-- BEGIN --
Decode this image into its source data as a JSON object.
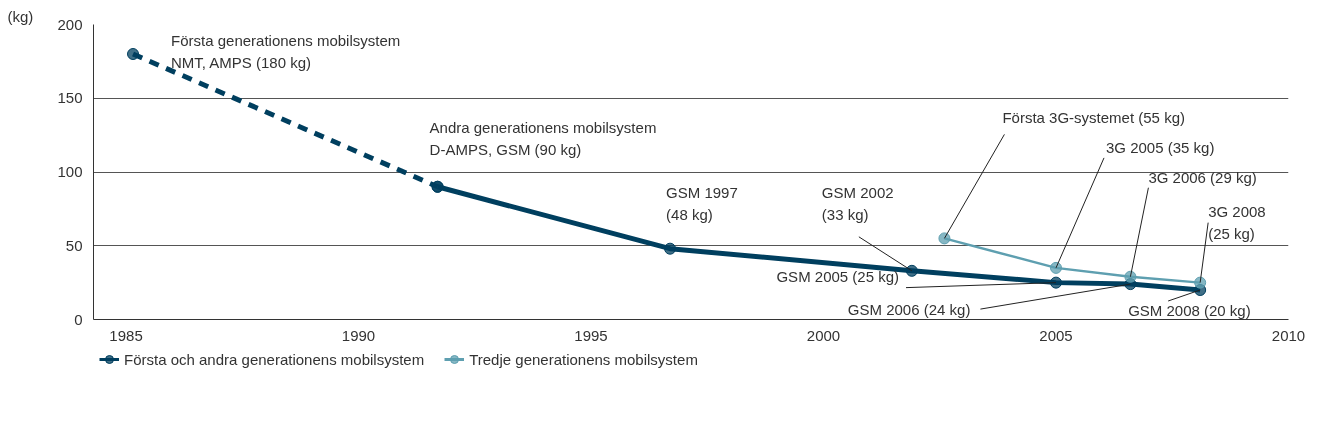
{
  "chart_data": {
    "type": "line",
    "ylabel": "(kg)",
    "xlim": [
      1984.3,
      2010
    ],
    "xticks": [
      1985,
      1990,
      1995,
      2000,
      2005,
      2010
    ],
    "ylim": [
      0,
      200
    ],
    "yticks": [
      0,
      50,
      100,
      150,
      200
    ],
    "grid": "y",
    "legend": "bottom left",
    "marker": "circle",
    "series": [
      {
        "color": "#003f5f",
        "line_style": "dashed",
        "x": [
          1985.15,
          1991.7
        ],
        "values": [
          180,
          90
        ]
      },
      {
        "name": "Första och andra generationens mobilsystem",
        "color": "#003f5f",
        "line_style": "solid",
        "x": [
          1991.7,
          1996.7,
          2001.9,
          2005.0,
          2006.6,
          2008.1
        ],
        "values": [
          90,
          48,
          33,
          25,
          24,
          20
        ]
      },
      {
        "name": "Tredje generationens mobilsystem",
        "color": "#5e9fb0",
        "line_style": "solid",
        "x": [
          2002.6,
          2005.0,
          2006.6,
          2008.1
        ],
        "values": [
          55,
          35,
          29,
          25
        ]
      }
    ],
    "annotations": [
      {
        "text": "Första generationens mobilsystem\nNMT, AMPS (180 kg)",
        "x": 1985.15,
        "y": 180
      },
      {
        "text": "Andra generationens mobilsystem\nD-AMPS, GSM (90 kg)",
        "x": 1991.7,
        "y": 90
      },
      {
        "text": "GSM 1997\n(48 kg)",
        "x": 1996.7,
        "y": 48
      },
      {
        "text": "GSM 2002\n(33 kg)",
        "x": 2001.9,
        "y": 33
      },
      {
        "text": "GSM 2005 (25 kg)",
        "x": 2005.0,
        "y": 25
      },
      {
        "text": "GSM 2006 (24 kg)",
        "x": 2006.6,
        "y": 24
      },
      {
        "text": "GSM 2008 (20 kg)",
        "x": 2008.1,
        "y": 20
      },
      {
        "text": "Första 3G-systemet (55 kg)",
        "x": 2002.6,
        "y": 55
      },
      {
        "text": "3G 2005 (35 kg)",
        "x": 2005.0,
        "y": 35
      },
      {
        "text": "3G 2006 (29 kg)",
        "x": 2006.6,
        "y": 29
      },
      {
        "text": "3G 2008\n(25 kg)",
        "x": 2008.1,
        "y": 25
      }
    ]
  }
}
-- END --
* [SET TASK]
Return the material word for word. Pictures are not part of the copy.

* [RESPONSE TO THIS EXERCISE]
Decode this image into its source data as a JSON object.
{
  "chart_data": {
    "type": "line",
    "ylabel": "(kg)",
    "xlim": [
      1984.3,
      2010
    ],
    "xticks": [
      1985,
      1990,
      1995,
      2000,
      2005,
      2010
    ],
    "ylim": [
      0,
      200
    ],
    "yticks": [
      0,
      50,
      100,
      150,
      200
    ],
    "grid": "y",
    "legend": "bottom left",
    "marker": "circle",
    "series": [
      {
        "color": "#003f5f",
        "line_style": "dashed",
        "x": [
          1985.15,
          1991.7
        ],
        "values": [
          180,
          90
        ]
      },
      {
        "name": "Första och andra generationens mobilsystem",
        "color": "#003f5f",
        "line_style": "solid",
        "x": [
          1991.7,
          1996.7,
          2001.9,
          2005.0,
          2006.6,
          2008.1
        ],
        "values": [
          90,
          48,
          33,
          25,
          24,
          20
        ]
      },
      {
        "name": "Tredje generationens mobilsystem",
        "color": "#5e9fb0",
        "line_style": "solid",
        "x": [
          2002.6,
          2005.0,
          2006.6,
          2008.1
        ],
        "values": [
          55,
          35,
          29,
          25
        ]
      }
    ],
    "annotations": [
      {
        "text": "Första generationens mobilsystem\nNMT, AMPS (180 kg)",
        "x": 1985.15,
        "y": 180
      },
      {
        "text": "Andra generationens mobilsystem\nD-AMPS, GSM (90 kg)",
        "x": 1991.7,
        "y": 90
      },
      {
        "text": "GSM 1997\n(48 kg)",
        "x": 1996.7,
        "y": 48
      },
      {
        "text": "GSM 2002\n(33 kg)",
        "x": 2001.9,
        "y": 33
      },
      {
        "text": "GSM 2005 (25 kg)",
        "x": 2005.0,
        "y": 25
      },
      {
        "text": "GSM 2006 (24 kg)",
        "x": 2006.6,
        "y": 24
      },
      {
        "text": "GSM 2008 (20 kg)",
        "x": 2008.1,
        "y": 20
      },
      {
        "text": "Första 3G-systemet (55 kg)",
        "x": 2002.6,
        "y": 55
      },
      {
        "text": "3G 2005 (35 kg)",
        "x": 2005.0,
        "y": 35
      },
      {
        "text": "3G 2006 (29 kg)",
        "x": 2006.6,
        "y": 29
      },
      {
        "text": "3G 2008\n(25 kg)",
        "x": 2008.1,
        "y": 25
      }
    ]
  }
}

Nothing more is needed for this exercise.